Instructions to follow
Report each line of the entries that contains the word "Endocanthion", copied in full.

Dataset entries
--------------------

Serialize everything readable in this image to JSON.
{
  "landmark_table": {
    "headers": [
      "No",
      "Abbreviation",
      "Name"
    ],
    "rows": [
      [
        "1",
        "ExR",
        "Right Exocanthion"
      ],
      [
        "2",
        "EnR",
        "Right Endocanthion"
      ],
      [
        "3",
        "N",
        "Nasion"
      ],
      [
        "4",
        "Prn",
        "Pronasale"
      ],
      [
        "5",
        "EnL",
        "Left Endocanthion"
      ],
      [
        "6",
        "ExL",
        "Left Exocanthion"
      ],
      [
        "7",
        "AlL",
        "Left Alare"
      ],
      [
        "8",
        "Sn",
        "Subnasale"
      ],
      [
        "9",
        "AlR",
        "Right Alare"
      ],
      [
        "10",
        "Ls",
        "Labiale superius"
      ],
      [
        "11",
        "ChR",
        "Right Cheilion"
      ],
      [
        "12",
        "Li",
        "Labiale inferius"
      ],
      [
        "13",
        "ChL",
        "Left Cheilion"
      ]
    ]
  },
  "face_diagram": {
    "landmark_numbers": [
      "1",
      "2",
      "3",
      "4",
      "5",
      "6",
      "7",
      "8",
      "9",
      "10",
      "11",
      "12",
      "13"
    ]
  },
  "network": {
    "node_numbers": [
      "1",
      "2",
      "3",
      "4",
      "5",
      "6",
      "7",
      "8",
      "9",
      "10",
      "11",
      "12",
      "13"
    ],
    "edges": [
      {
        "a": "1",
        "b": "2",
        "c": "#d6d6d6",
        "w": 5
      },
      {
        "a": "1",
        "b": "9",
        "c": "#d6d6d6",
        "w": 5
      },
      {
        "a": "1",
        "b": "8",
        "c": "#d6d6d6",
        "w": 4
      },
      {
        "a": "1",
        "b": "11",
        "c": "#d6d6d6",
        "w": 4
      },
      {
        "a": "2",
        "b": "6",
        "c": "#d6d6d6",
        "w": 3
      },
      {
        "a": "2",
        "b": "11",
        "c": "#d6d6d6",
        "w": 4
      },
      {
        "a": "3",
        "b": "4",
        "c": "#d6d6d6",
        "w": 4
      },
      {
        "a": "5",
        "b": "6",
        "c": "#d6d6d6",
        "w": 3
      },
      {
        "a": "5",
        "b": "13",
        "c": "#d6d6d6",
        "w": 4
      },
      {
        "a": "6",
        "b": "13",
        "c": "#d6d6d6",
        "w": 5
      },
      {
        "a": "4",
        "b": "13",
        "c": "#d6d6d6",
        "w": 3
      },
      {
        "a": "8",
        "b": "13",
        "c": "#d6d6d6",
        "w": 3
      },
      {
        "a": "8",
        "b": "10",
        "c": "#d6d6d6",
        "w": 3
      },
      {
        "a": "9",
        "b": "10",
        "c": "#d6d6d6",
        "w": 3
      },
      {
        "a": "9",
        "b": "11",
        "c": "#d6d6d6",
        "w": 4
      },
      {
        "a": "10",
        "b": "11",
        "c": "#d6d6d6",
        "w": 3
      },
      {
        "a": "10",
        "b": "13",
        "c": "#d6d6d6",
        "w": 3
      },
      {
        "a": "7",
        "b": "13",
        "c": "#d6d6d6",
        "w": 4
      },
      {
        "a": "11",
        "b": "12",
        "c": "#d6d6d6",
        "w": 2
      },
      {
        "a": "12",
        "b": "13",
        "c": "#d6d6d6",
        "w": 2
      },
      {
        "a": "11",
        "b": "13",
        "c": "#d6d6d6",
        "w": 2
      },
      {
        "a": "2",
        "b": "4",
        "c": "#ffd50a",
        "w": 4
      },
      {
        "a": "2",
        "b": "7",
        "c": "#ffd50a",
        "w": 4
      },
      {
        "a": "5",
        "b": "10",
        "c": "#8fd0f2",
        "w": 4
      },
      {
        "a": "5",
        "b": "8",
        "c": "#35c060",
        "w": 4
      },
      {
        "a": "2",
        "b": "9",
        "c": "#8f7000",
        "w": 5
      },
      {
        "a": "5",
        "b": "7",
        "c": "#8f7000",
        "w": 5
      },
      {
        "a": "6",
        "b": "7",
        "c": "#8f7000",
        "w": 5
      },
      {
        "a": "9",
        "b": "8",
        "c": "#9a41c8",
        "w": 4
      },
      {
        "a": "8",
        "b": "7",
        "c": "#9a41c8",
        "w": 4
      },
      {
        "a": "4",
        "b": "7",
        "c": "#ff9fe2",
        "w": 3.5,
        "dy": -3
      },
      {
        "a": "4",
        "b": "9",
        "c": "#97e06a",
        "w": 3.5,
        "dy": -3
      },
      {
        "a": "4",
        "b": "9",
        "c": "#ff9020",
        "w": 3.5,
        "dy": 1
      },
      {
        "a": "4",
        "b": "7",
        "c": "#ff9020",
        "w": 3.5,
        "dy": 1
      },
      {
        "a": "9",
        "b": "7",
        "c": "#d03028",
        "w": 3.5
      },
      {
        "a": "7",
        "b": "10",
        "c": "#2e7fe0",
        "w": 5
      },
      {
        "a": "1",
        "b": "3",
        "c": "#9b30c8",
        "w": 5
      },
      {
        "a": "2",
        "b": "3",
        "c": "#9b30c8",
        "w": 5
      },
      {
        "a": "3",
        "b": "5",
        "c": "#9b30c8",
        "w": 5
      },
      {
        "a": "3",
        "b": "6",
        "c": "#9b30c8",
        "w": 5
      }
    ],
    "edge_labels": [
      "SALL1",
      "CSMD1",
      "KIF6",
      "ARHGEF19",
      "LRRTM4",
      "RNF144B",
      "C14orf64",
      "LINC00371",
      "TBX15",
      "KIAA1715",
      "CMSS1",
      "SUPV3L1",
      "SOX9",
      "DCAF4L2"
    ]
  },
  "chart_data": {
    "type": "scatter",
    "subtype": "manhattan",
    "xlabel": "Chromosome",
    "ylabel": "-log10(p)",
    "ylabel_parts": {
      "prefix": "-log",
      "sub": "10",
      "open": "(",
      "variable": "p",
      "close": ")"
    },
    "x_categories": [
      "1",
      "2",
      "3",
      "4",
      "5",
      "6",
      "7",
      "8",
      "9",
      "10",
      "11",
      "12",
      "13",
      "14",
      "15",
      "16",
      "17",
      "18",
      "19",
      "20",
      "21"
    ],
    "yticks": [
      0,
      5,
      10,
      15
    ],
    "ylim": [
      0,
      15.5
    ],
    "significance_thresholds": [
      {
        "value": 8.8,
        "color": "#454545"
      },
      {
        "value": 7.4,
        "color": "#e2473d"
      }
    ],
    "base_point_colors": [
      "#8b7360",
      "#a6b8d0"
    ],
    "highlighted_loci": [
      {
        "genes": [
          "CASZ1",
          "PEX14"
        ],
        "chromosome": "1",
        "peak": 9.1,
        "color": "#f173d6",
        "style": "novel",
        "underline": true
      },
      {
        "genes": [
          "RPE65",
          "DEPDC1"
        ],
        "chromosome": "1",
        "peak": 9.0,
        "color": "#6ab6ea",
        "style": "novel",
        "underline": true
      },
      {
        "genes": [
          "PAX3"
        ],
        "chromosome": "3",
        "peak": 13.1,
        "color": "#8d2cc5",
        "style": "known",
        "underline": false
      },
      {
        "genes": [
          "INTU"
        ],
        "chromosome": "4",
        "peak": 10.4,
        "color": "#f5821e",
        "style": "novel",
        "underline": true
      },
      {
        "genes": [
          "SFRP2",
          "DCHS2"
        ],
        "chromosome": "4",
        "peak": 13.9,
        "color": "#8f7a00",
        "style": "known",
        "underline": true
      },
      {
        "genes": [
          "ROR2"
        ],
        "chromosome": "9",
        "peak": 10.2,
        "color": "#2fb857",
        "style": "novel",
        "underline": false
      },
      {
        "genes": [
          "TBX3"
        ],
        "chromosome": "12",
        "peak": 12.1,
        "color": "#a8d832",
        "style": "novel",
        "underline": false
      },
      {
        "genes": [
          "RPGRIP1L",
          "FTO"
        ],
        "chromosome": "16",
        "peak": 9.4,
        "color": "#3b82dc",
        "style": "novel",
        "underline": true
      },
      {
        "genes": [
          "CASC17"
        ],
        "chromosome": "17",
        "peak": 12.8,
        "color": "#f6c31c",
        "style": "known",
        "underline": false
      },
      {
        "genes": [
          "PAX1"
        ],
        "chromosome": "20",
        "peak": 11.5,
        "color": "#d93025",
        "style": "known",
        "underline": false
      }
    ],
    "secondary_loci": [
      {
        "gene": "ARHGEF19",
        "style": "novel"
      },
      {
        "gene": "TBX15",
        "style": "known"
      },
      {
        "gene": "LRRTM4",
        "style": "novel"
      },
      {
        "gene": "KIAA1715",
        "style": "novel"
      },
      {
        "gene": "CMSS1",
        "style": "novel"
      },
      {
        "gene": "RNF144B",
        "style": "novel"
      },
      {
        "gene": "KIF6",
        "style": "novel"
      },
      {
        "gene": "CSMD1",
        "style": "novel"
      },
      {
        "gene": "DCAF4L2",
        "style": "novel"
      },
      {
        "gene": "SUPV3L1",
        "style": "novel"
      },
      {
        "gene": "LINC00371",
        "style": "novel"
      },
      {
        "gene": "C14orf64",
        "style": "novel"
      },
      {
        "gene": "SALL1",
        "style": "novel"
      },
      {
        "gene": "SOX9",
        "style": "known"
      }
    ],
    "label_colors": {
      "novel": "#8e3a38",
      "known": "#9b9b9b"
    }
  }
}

--------------------

Exercise output
        "Right Endocanthion"
        "Left Endocanthion"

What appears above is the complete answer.